Your objective:
What follows is a set of records; restate each one word for word and drop the pictures.

Material for the task:
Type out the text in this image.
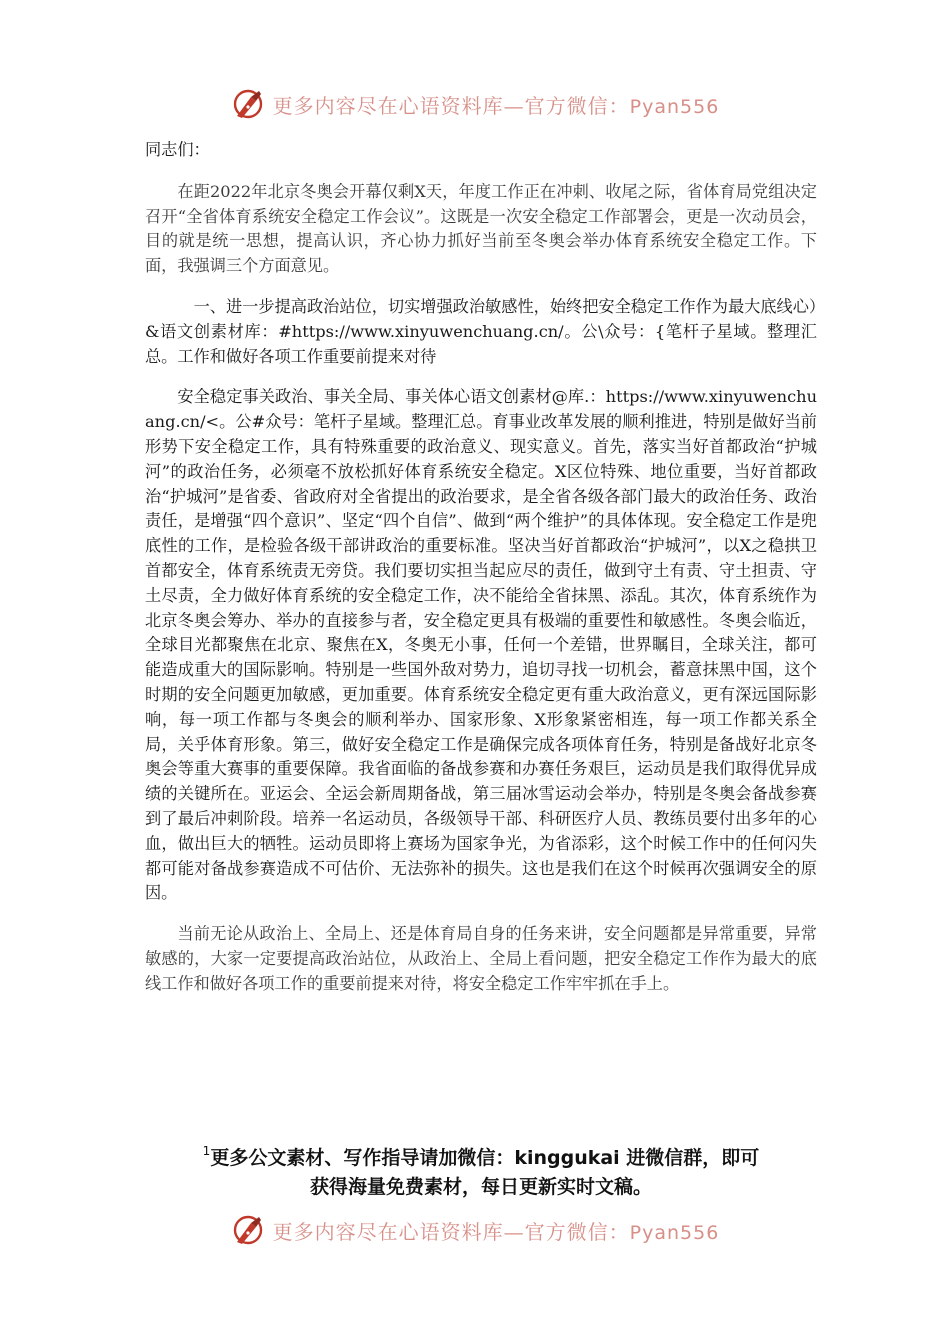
更多内容尽在心语资料库—官方微信：Pyan556

同志们：

在距2022年北京冬奥会开幕仅剩X天，年度工作正在冲刺、收尾之际，省体育局党组决定召开“全省体育系统安全稳定工作会议”。这既是一次安全稳定工作部署会，更是一次动员会，目的就是统一思想，提高认识，齐心协力抓好当前至冬奥会举办体育系统安全稳定工作。下面，我强调三个方面意见。

一、进一步提高政治站位，切实增强政治敏感性，始终把安全稳定工作作为最大底线心）&语文创素材库：#https://www.xinyuwenchuang.cn/。公\众号：{笔杆子星域。整理汇总。工作和做好各项工作重要前提来对待

安全稳定事关政治、事关全局、事关体心语文创素材@库.：https://www.xinyuwenchuang.cn/<。公#众号：笔杆子星域。整理汇总。育事业改革发展的顺利推进，特别是做好当前形势下安全稳定工作，具有特殊重要的政治意义、现实意义。首先，落实当好首都政治“护城河”的政治任务，必须毫不放松抓好体育系统安全稳定。X区位特殊、地位重要，当好首都政治“护城河”是省委、省政府对全省提出的政治要求，是全省各级各部门最大的政治任务、政治责任，是增强“四个意识”、坚定“四个自信”、做到“两个维护”的具体体现。安全稳定工作是兜底性的工作，是检验各级干部讲政治的重要标准。坚决当好首都政治“护城河”，以X之稳拱卫首都安全，体育系统责无旁贷。我们要切实担当起应尽的责任，做到守土有责、守土担责、守土尽责，全力做好体育系统的安全稳定工作，决不能给全省抹黑、添乱。其次，体育系统作为北京冬奥会筹办、举办的直接参与者，安全稳定更具有极端的重要性和敏感性。冬奥会临近，全球目光都聚焦在北京、聚焦在X，冬奥无小事，任何一个差错，世界瞩目，全球关注，都可能造成重大的国际影响。特别是一些国外敌对势力，追切寻找一切机会，蓄意抹黑中国，这个时期的安全问题更加敏感，更加重要。体育系统安全稳定更有重大政治意义，更有深远国际影响，每一项工作都与冬奥会的顺利举办、国家形象、X形象紧密相连，每一项工作都关系全局，关乎体育形象。第三，做好安全稳定工作是确保完成各项体育任务，特别是备战好北京冬奥会等重大赛事的重要保障。我省面临的备战参赛和办赛任务艰巨，运动员是我们取得优异成绩的关键所在。亚运会、全运会新周期备战，第三届冰雪运动会举办，特别是冬奥会备战参赛到了最后冲刺阶段。培养一名运动员，各级领导干部、科研医疗人员、教练员要付出多年的心血，做出巨大的牺牲。运动员即将上赛场为国家争光，为省添彩，这个时候工作中的任何闪失都可能对备战参赛造成不可估价、无法弥补的损失。这也是我们在这个时候再次强调安全的原因。

当前无论从政治上、全局上、还是体育局自身的任务来讲，安全问题都是异常重要，异常敏感的，大家一定要提高政治站位，从政治上、全局上看问题，把安全稳定工作作为最大的底线工作和做好各项工作的重要前提来对待，将安全稳定工作牢牢抓在手上。

$^1$更多公文素材、写作指导请加微信：kinggukai 进微信群，即可
获得海量免费素材，每日更新实时文稿。
更多内容尽在心语资料库—官方微信：Pyan556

Exercise answer:
Type out the text in this image.
更多内容尽在心语资料库—官方微信：Pyan556

同志们：

在距2022年北京冬奥会开幕仅剩X天，年度工作正在冲刺、收尾之际，省体育局党组决定召开“全省体育系统安全稳定工作会议”。这既是一次安全稳定工作部署会，更是一次动员会，目的就是统一思想，提高认识，齐心协力抓好当前至冬奥会举办体育系统安全稳定工作。下面，我强调三个方面意见。

一、进一步提高政治站位，切实增强政治敏感性，始终把安全稳定工作作为最大底线心）&语文创素材库：#https://www.xinyuwenchuang.cn/。公\众号：{笔杆子星域。整理汇总。工作和做好各项工作重要前提来对待

安全稳定事关政治、事关全局、事关体心语文创素材@库.：https://www.xinyuwenchuang.cn/<。公#众号：笔杆子星域。整理汇总。育事业改革发展的顺利推进，特别是做好当前形势下安全稳定工作，具有特殊重要的政治意义、现实意义。首先，落实当好首都政治“护城河”的政治任务，必须毫不放松抓好体育系统安全稳定。X区位特殊、地位重要，当好首都政治“护城河”是省委、省政府对全省提出的政治要求，是全省各级各部门最大的政治任务、政治责任，是增强“四个意识”、坚定“四个自信”、做到“两个维护”的具体体现。安全稳定工作是兜底性的工作，是检验各级干部讲政治的重要标准。坚决当好首都政治“护城河”，以X之稳拱卫首都安全，体育系统责无旁贷。我们要切实担当起应尽的责任，做到守土有责、守土担责、守土尽责，全力做好体育系统的安全稳定工作，决不能给全省抹黑、添乱。其次，体育系统作为北京冬奥会筹办、举办的直接参与者，安全稳定更具有极端的重要性和敏感性。冬奥会临近，全球目光都聚焦在北京、聚焦在X，冬奥无小事，任何一个差错，世界瞩目，全球关注，都可能造成重大的国际影响。特别是一些国外敌对势力，追切寻找一切机会，蓄意抹黑中国，这个时期的安全问题更加敏感，更加重要。体育系统安全稳定更有重大政治意义，更有深远国际影响，每一项工作都与冬奥会的顺利举办、国家形象、X形象紧密相连，每一项工作都关系全局，关乎体育形象。第三，做好安全稳定工作是确保完成各项体育任务，特别是备战好北京冬奥会等重大赛事的重要保障。我省面临的备战参赛和办赛任务艰巨，运动员是我们取得优异成绩的关键所在。亚运会、全运会新周期备战，第三届冰雪运动会举办，特别是冬奥会备战参赛到了最后冲刺阶段。培养一名运动员，各级领导干部、科研医疗人员、教练员要付出多年的心血，做出巨大的牺牲。运动员即将上赛场为国家争光，为省添彩，这个时候工作中的任何闪失都可能对备战参赛造成不可估价、无法弥补的损失。这也是我们在这个时候再次强调安全的原因。

当前无论从政治上、全局上、还是体育局自身的任务来讲，安全问题都是异常重要，异常敏感的，大家一定要提高政治站位，从政治上、全局上看问题，把安全稳定工作作为最大的底线工作和做好各项工作的重要前提来对待，将安全稳定工作牢牢抓在手上。

$^1$更多公文素材、写作指导请加微信：kinggukai 进微信群，即可
获得海量免费素材，每日更新实时文稿。
更多内容尽在心语资料库—官方微信：Pyan556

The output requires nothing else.